▸ **DATASET RECORDS**:
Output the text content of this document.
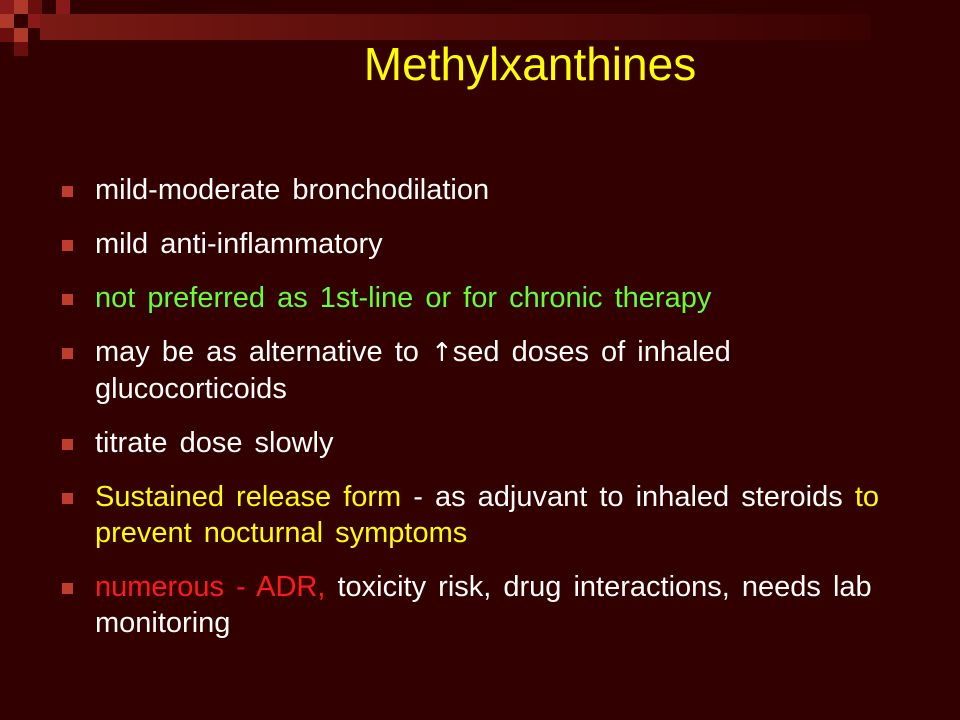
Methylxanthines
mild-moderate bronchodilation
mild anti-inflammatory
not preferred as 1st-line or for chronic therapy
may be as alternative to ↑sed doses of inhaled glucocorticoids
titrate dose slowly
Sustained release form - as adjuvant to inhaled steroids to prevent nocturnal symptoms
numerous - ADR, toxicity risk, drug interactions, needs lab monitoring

---

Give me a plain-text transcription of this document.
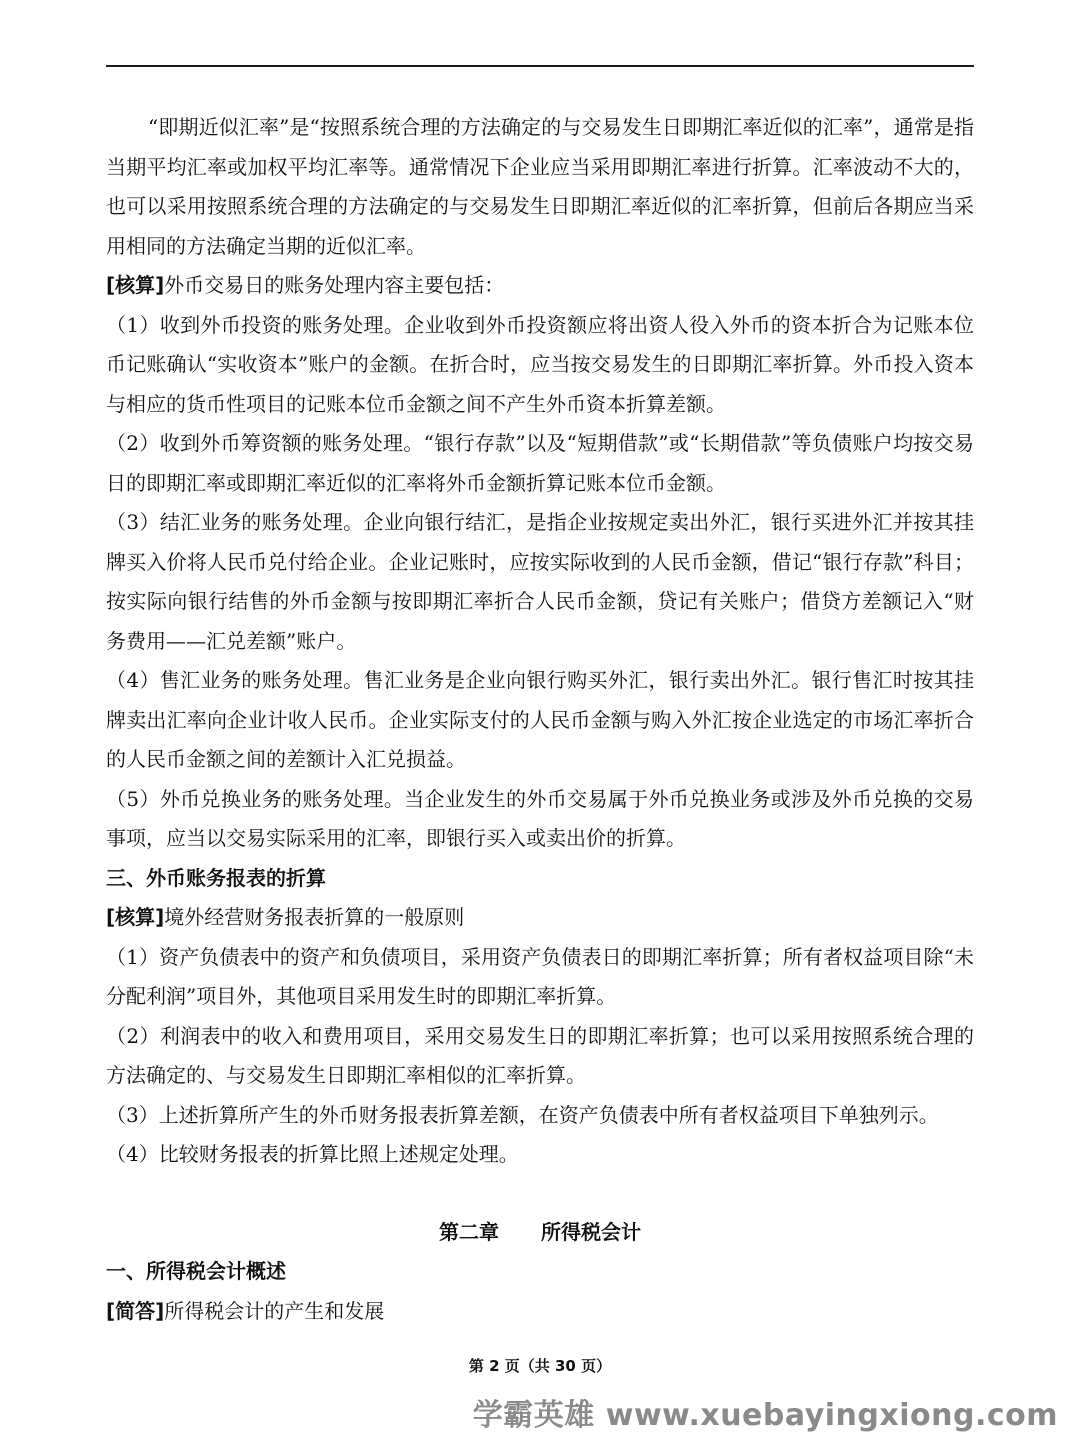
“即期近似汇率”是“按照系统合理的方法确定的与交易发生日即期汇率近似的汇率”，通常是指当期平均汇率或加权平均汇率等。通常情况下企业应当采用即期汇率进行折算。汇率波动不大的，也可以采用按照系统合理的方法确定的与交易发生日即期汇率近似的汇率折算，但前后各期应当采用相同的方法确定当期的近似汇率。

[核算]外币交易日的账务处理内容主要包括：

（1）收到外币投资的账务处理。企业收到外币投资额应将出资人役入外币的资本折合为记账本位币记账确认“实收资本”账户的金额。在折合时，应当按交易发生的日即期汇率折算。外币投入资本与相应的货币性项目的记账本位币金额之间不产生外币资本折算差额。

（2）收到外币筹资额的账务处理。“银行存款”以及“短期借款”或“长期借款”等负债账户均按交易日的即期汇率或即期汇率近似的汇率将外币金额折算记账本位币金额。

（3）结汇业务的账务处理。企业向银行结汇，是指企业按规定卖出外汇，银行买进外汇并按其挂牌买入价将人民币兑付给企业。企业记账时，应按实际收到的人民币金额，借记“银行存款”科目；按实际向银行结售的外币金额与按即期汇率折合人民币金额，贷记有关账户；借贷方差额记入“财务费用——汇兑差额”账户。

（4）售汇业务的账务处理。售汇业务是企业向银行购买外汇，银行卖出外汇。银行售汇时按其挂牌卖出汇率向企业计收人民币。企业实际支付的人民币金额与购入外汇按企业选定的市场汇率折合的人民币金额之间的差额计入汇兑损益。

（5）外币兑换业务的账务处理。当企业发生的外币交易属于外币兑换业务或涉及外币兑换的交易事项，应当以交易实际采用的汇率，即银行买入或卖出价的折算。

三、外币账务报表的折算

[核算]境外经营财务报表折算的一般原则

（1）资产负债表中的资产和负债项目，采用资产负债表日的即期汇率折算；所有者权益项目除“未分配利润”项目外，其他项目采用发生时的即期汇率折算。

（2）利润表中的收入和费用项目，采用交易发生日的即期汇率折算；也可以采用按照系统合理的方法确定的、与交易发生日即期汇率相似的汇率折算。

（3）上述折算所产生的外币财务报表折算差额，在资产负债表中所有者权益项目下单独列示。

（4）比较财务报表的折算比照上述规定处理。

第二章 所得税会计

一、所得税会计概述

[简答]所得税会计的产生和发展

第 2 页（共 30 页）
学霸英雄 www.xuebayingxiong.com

▸ **EXERCISE DETAILS**:
Where a line above contains the word "this", copy that line.

▸ **FULL SOLUTION**:
Output the text content of this document.
Give me a plain-text transcription of this document.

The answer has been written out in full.